▶ Arbeitsauftrag: Übertrage den Satz „Facebook und Twitter haben längst übernommen, sowohl was die Produktion als auch die Distribution angeht.“ aus dem Text über Blogs im Social Web ins Englische.

▶ Vorliegender Text:

* * * *

Es gibt keinen Zweifel daran, dass die Blogs seit zwei, drei Jahren aus dem Social Web gedrängt werden. Facebook und Twitter haben längst übernommen, sowohl was die Produktion als auch die Distribution angeht. Die meisten Links, die auf diesen Diensten hin- und hergeschossen werden, verweisen auf kommerzielle News-Seiten. Erst an zweiter Stelle kommen Marken-Angebote und dann der User Generated Content. Im vergangenen Oktober schrieb ich einen Blog-Post, der sich mit dem nahenden Ende von Social Media auseinandersetzte. Die Idee zum Titel stammte nicht von mir, sondern von einigen Kritikern, die angesichts schwindender Ambitionen bei Privat-Anwendern (die immer mehr konsumieren und immer weniger produzieren), hysterische Stimmung verbreiteten: YouTube-Clips anschauen? Yeah! Flicker-Alben durchblättern? Yeah! Status-Updates kommentieren? Gefällt mir! Eigene Inhalte erstellen? Och, nö…

Die Entwicklung ließe sich damit rechtfertigen, dass die Art des Contents sich eben gewandelt hat. Offenbar sind im privaten Rahmen heute lange Texte out, ebenso selbst gedrehte Dokumentationen oder bereichernde Bilderstrecken. Die Produktionstätigkeiten der überwältigenden Mehrheit der derzeitigen Netzbürger bestehen aus „Thumbs up!“, „RT“ und „+1“. Gerade der Start von Google+ hat dies gezeigt. Noch hat das Netzwerk nicht seinen festen Platz im Social Web gefunden, viele sind orientierungslos und scheuen sich davor, schon jetzt ihre Prioritäten festzulegen. So werden alle Kanäle gleichzeitig bedient und die neuen Mitglieder von Google+ werden Zeugen von ebenso redundantem wie selbstreferentiellem Link-Geschubse: Ich finde keine News, dieselbe News findet mich – und das gleich hundertfach.

* * * *

▶ Gesammelte Daten:
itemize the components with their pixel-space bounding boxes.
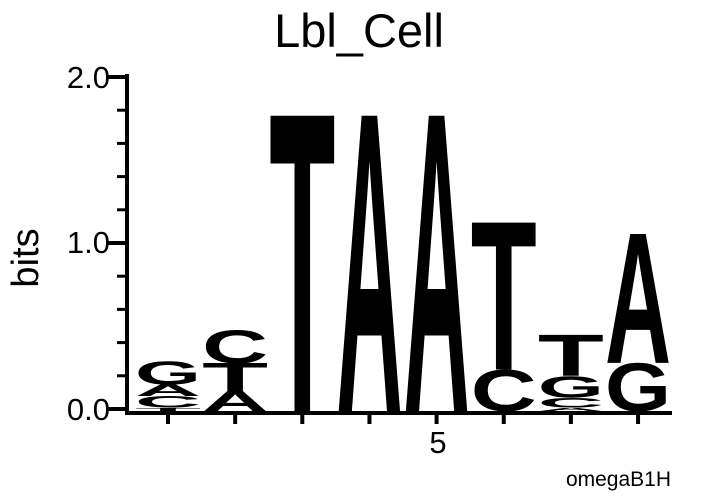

* * * *

▶ Lösung: Facebook and Twitter took over long ago, in terms of both production and distribution.